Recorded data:
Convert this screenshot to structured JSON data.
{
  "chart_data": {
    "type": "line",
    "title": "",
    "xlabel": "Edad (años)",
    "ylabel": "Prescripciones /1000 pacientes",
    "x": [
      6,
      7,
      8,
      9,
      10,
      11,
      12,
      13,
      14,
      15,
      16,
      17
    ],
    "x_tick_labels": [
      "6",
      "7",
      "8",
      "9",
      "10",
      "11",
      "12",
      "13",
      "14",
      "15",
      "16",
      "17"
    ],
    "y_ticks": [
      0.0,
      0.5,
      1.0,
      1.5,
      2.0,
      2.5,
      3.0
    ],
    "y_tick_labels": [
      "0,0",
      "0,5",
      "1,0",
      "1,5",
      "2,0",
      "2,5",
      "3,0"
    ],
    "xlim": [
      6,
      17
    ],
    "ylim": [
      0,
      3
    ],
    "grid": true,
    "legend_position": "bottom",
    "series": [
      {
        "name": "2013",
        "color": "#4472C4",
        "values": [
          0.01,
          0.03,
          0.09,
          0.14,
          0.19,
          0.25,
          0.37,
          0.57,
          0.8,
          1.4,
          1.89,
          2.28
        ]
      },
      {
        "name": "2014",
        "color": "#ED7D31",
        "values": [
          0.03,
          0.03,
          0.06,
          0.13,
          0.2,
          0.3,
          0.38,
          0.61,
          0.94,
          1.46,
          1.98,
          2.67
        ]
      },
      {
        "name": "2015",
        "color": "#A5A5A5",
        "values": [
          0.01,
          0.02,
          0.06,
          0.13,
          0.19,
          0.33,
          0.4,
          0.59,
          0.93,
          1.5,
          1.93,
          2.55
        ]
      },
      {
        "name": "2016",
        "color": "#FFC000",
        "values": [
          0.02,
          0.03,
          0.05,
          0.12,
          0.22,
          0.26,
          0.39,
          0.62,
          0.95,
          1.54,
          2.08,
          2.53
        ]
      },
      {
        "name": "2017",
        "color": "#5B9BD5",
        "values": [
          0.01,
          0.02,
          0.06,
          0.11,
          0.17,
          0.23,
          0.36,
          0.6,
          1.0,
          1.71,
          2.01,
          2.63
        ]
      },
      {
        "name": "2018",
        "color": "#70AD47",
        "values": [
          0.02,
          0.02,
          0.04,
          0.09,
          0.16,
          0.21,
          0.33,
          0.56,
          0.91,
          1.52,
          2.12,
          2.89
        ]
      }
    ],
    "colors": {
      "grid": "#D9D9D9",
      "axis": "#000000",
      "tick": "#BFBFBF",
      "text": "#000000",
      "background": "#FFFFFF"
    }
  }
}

** WHAT YOU NEED TO DO **
List every line above containing the word "name".

** RESULT **
        "name": "2013",
        "name": "2014",
        "name": "2015",
        "name": "2016",
        "name": "2017",
        "name": "2018",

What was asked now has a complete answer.